[Exercise requirements] All lines featuring the string "text" are to be listed.

— start —

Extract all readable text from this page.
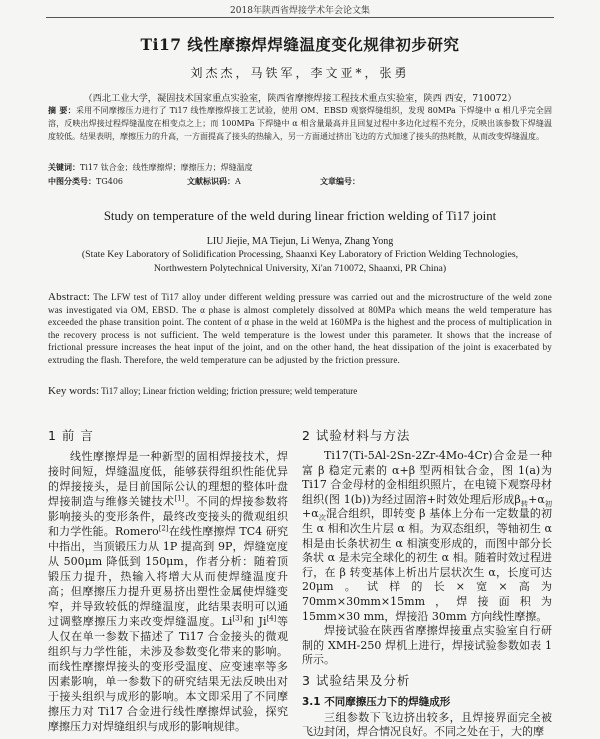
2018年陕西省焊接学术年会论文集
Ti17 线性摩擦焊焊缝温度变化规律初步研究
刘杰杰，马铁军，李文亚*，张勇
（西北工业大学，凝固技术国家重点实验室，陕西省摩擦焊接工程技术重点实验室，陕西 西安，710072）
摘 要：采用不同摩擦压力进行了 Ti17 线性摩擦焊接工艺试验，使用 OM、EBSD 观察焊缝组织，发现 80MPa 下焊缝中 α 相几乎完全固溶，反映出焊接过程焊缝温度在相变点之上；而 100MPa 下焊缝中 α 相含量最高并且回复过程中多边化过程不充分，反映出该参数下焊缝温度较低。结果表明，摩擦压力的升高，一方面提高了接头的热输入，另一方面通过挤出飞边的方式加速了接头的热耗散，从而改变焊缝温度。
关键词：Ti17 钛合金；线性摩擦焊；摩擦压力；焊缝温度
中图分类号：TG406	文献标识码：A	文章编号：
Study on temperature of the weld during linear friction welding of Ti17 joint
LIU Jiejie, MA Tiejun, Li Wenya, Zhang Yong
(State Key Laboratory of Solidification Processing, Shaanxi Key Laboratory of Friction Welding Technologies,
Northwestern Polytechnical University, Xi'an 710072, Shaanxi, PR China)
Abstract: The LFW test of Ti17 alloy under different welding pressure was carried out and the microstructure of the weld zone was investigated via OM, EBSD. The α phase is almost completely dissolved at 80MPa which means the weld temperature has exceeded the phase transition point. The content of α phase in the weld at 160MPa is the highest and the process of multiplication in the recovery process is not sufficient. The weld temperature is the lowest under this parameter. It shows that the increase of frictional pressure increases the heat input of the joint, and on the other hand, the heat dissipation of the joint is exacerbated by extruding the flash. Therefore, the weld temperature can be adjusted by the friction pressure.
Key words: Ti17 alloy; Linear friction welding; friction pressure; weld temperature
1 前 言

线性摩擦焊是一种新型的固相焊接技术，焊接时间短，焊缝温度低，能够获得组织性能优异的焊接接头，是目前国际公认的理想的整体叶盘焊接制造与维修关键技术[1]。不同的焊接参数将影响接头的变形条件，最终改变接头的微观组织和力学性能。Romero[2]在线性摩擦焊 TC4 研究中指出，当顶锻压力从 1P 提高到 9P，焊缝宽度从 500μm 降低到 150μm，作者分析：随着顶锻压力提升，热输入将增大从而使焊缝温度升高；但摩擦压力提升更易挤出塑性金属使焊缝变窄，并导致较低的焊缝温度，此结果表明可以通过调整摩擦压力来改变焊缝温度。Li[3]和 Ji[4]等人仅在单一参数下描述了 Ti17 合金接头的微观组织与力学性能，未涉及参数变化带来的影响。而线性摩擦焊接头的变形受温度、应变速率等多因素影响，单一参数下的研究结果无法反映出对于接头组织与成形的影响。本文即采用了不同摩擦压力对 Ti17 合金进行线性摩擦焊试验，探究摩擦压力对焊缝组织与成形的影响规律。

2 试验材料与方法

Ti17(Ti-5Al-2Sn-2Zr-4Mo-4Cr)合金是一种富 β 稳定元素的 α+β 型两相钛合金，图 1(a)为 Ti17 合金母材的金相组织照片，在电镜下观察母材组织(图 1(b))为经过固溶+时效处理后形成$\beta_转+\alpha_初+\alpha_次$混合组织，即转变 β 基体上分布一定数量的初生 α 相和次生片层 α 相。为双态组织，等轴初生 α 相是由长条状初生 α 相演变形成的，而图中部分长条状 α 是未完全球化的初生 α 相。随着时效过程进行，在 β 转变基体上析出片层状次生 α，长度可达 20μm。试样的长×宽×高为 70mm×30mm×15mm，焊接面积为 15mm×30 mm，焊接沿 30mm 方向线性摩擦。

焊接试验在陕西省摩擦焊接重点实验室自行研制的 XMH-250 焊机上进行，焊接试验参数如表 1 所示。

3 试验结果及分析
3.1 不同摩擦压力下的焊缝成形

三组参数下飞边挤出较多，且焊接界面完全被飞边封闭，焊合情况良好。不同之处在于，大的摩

— end —
— start —

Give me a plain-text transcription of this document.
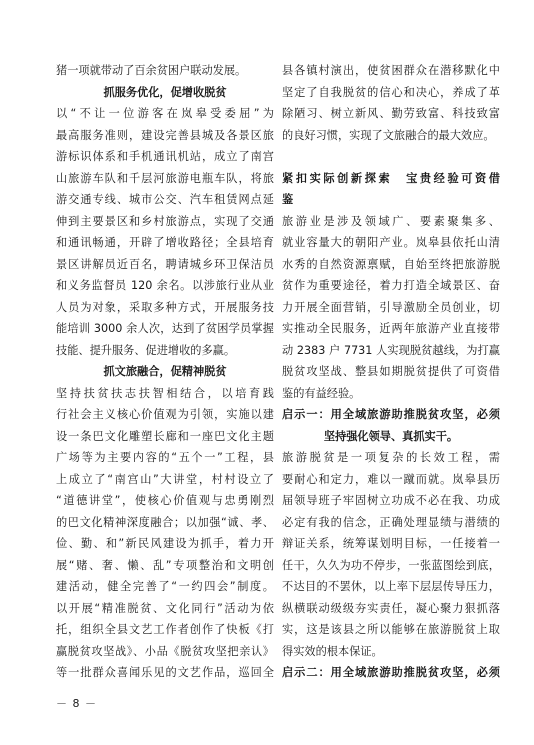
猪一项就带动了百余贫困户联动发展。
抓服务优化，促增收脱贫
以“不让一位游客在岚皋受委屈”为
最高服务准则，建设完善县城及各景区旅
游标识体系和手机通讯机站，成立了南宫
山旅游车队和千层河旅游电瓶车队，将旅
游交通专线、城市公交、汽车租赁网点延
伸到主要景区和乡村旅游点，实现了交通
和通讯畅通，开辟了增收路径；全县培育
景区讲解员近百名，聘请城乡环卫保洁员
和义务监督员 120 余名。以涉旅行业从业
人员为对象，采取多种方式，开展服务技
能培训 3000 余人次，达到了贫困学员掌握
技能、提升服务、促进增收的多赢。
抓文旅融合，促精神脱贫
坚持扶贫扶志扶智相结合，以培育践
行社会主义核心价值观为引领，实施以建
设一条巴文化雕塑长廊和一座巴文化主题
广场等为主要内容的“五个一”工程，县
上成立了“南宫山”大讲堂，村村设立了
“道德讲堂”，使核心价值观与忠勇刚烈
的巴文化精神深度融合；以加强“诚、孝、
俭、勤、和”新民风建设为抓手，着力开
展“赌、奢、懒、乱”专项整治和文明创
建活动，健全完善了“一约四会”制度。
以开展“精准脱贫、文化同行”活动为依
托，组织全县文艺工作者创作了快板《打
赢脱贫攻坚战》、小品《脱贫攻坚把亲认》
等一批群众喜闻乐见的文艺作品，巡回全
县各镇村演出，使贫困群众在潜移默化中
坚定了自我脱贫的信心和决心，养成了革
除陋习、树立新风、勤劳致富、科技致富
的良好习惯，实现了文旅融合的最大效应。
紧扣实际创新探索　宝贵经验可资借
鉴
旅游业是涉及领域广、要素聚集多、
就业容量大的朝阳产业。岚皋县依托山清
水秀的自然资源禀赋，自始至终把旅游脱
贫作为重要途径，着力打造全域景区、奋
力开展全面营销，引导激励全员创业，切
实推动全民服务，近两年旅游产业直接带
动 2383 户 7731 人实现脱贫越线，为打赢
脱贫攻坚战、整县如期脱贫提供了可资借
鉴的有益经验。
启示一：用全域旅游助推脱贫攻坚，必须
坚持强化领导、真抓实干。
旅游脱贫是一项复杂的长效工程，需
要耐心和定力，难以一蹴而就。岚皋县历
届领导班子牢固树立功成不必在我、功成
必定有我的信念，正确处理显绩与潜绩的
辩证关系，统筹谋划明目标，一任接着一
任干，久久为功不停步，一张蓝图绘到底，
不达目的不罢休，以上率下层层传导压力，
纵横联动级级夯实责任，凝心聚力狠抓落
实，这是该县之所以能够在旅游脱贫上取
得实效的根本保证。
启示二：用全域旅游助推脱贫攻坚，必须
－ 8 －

— end —

[The answer]
Extract all readable text from this page.
Give me a plain-text transcription of this document.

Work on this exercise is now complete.